**Exercise description**.
Every line of the material is to be repeated exactly as it stands.

**Information shown**.
══════════════════════════════
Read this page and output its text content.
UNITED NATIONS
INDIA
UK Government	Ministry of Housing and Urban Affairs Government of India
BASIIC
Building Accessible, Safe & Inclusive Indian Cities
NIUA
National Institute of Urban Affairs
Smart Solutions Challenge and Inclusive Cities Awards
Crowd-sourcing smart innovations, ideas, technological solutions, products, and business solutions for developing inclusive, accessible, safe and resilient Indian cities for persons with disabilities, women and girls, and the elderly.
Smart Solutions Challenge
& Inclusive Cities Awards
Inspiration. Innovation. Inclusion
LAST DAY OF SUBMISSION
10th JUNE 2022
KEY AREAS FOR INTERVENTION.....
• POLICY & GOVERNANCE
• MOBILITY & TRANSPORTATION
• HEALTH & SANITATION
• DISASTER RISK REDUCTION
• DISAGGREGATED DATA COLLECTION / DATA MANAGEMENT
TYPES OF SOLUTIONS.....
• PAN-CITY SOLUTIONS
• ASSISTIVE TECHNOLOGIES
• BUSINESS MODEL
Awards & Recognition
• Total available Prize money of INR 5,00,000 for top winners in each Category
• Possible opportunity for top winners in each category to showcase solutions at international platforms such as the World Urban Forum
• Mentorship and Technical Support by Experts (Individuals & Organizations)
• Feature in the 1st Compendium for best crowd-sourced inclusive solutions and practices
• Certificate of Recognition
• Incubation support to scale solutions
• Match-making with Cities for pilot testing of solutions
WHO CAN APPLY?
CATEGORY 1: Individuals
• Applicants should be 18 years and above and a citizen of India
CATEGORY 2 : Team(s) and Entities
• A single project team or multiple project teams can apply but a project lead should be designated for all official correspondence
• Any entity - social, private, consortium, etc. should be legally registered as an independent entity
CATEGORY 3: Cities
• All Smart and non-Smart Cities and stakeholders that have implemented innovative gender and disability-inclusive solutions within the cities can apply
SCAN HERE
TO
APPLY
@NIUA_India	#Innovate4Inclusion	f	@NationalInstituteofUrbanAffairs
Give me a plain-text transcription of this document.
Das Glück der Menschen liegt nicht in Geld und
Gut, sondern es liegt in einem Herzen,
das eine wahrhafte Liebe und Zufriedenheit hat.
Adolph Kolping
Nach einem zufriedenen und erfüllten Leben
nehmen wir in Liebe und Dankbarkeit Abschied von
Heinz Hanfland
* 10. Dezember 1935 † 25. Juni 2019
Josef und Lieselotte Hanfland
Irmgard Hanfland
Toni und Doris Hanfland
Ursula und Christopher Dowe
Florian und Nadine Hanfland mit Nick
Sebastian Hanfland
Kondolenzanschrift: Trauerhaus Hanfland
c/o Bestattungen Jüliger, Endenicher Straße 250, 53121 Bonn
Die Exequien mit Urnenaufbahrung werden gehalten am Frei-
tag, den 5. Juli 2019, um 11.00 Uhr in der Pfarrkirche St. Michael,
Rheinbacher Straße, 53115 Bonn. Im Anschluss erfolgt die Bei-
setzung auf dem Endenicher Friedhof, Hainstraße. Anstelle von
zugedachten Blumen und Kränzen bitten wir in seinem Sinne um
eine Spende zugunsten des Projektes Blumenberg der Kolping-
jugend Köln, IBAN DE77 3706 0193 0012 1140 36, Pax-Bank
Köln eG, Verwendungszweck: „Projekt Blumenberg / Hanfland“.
══════════════════════════════
**Response to this exercise**.
Read this page and output its text content.
UNITED NATIONS
INDIA
UK Government	Ministry of Housing and Urban Affairs Government of India
BASIIC
Building Accessible, Safe & Inclusive Indian Cities
NIUA
National Institute of Urban Affairs
Smart Solutions Challenge and Inclusive Cities Awards
Crowd-sourcing smart innovations, ideas, technological solutions, products, and business solutions for developing inclusive, accessible, safe and resilient Indian cities for persons with disabilities, women and girls, and the elderly.
Smart Solutions Challenge
& Inclusive Cities Awards
Inspiration. Innovation. Inclusion
LAST DAY OF SUBMISSION
10th JUNE 2022
KEY AREAS FOR INTERVENTION.....
• POLICY & GOVERNANCE
• MOBILITY & TRANSPORTATION
• HEALTH & SANITATION
• DISASTER RISK REDUCTION
• DISAGGREGATED DATA COLLECTION / DATA MANAGEMENT
TYPES OF SOLUTIONS.....
• PAN-CITY SOLUTIONS
• ASSISTIVE TECHNOLOGIES
• BUSINESS MODEL
Awards & Recognition
• Total available Prize money of INR 5,00,000 for top winners in each Category
• Possible opportunity for top winners in each category to showcase solutions at international platforms such as the World Urban Forum
• Mentorship and Technical Support by Experts (Individuals & Organizations)
• Feature in the 1st Compendium for best crowd-sourced inclusive solutions and practices
• Certificate of Recognition
• Incubation support to scale solutions
• Match-making with Cities for pilot testing of solutions
WHO CAN APPLY?
CATEGORY 1: Individuals
• Applicants should be 18 years and above and a citizen of India
CATEGORY 2 : Team(s) and Entities
• A single project team or multiple project teams can apply but a project lead should be designated for all official correspondence
• Any entity - social, private, consortium, etc. should be legally registered as an independent entity
CATEGORY 3: Cities
• All Smart and non-Smart Cities and stakeholders that have implemented innovative gender and disability-inclusive solutions within the cities can apply
SCAN HERE
TO
APPLY
@NIUA_India	#Innovate4Inclusion	f	@NationalInstituteofUrbanAffairs
Give me a plain-text transcription of this document.
Das Glück der Menschen liegt nicht in Geld und
Gut, sondern es liegt in einem Herzen,
das eine wahrhafte Liebe und Zufriedenheit hat.
Adolph Kolping
Nach einem zufriedenen und erfüllten Leben
nehmen wir in Liebe und Dankbarkeit Abschied von
Heinz Hanfland
* 10. Dezember 1935 † 25. Juni 2019
Josef und Lieselotte Hanfland
Irmgard Hanfland
Toni und Doris Hanfland
Ursula und Christopher Dowe
Florian und Nadine Hanfland mit Nick
Sebastian Hanfland
Kondolenzanschrift: Trauerhaus Hanfland
c/o Bestattungen Jüliger, Endenicher Straße 250, 53121 Bonn
Die Exequien mit Urnenaufbahrung werden gehalten am Frei-
tag, den 5. Juli 2019, um 11.00 Uhr in der Pfarrkirche St. Michael,
Rheinbacher Straße, 53115 Bonn. Im Anschluss erfolgt die Bei-
setzung auf dem Endenicher Friedhof, Hainstraße. Anstelle von
zugedachten Blumen und Kränzen bitten wir in seinem Sinne um
eine Spende zugunsten des Projektes Blumenberg der Kolping-
jugend Köln, IBAN DE77 3706 0193 0012 1140 36, Pax-Bank
Köln eG, Verwendungszweck: „Projekt Blumenberg / Hanfland“.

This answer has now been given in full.